[BEGIN Document passage]

Shapeshifter is the debut album by American metalcore band The Dead Rabbitts. It was released on July 1, 2014.

Background 
This album was released a year after the band's debut EP Edge of Reality was released. Before the announcement, the band toured with Metalcore band Eyes Set to Kill in the Arizona, US. In November 2013, the band signed with Tragic Hero Records and announced that they will be releasing an album sometime in 2014. and In December 2013. they began recording songs with Andrew Wade.

The album was announced by the band a month prior to its release on May 16 and stated that the album would be released on July 1, 2014, through Tragic Hero Records.

Promotion
"My Only Regret" was released as the debut single off the album on May 16, 2014, along with its lyric video.
The second single "Shapeshifter" was released on June 3, 2014.

[END Document passage]
[BEGIN Data lines]

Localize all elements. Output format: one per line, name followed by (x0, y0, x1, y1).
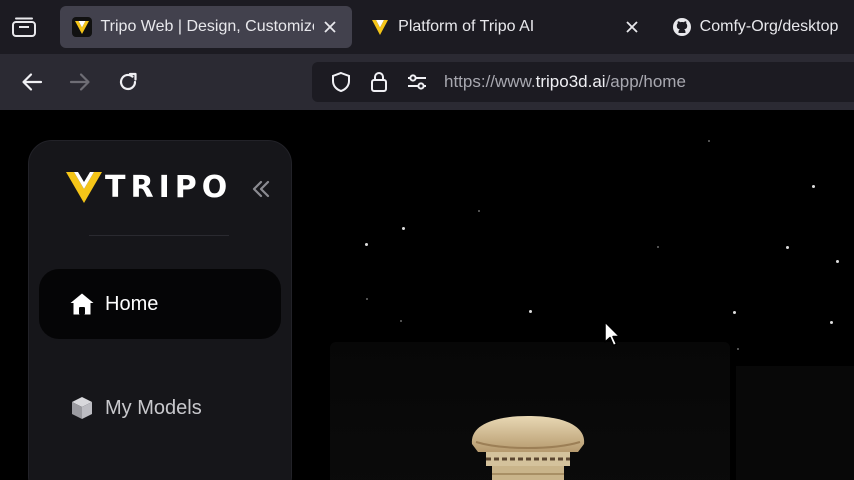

[END Data lines]

• _Your tasks_:
**A.** Output the article on the album Shapeshifter from "Shapeshifter is the" to "Tragic Hero Records.".
**B.** Check each statement against the article on the album Shapeshifter. Answer yes or no, and quote the deciding words. (i) The band signed with Tragic Hero Records in November 2013. (ii) "Shapeshifter" was the first single released from the album. (iii) The band recorded songs with Andrew Wade.
**C.** Take the article on the album Shapeshifter further, starting after its final sentence.
The material above comes from a separate source.

• _Expected responses_:
**A.**
Shapeshifter is the debut album by American metalcore band The Dead Rabbitts. It was released on July 1, 2014.

Background 
This album was released a year after the band's debut EP Edge of Reality was released. Before the announcement, the band toured with Metalcore band Eyes Set to Kill in the Arizona, US. In November 2013, the band signed with Tragic Hero Records and announced that they will be releasing an album sometime in 2014. and In December 2013. they began recording songs with Andrew Wade.

The album was announced by the band a month prior to its release on May 16 and stated that the album would be released on July 1, 2014, through Tragic Hero Records.

**B.**
(i) Yes: "In November 2013, the band signed with Tragic Hero Records"
(ii) No: "The second single "Shapeshifter" was released on June 3, 2014."
(iii) Yes: "they began recording songs with Andrew Wade."

**C.**
The third single "Bats In the Belfry" was released on June 21, 2014. and the band premiered a music video for "Deer In the Headlights" on November 7, 2014.

Tour
In support of the album, The band embarked on ShapeshifTour, which took place
from June 20 to July 26, 2014. Support for the tour included The Relapse Symphony, Myka Relocate, and Nightmares. for the 28-date summer trek.

Critical reception

Shapeshifter was met with positive reception by critics. In a four-star review for Revolver, David McKenna averring, "Fans of post-hardcore will definitely want to check this album out."

Track listing

Personnel
Album personnel as listed on Allmusic

The Dead Rabbitts
 Craig Mabbitt – lead vocals
 TJ Bell – bass, backing clean and unclean vocals
 Alex Torres – lead guitar, backing clean vocals
 Chris Julian – drums

Additional personnel
 Rob Pierce – drums on "Deer in the Headlights" music video
 Caleb Shomo – songwriter, guest vocals on "Make Me Believe It"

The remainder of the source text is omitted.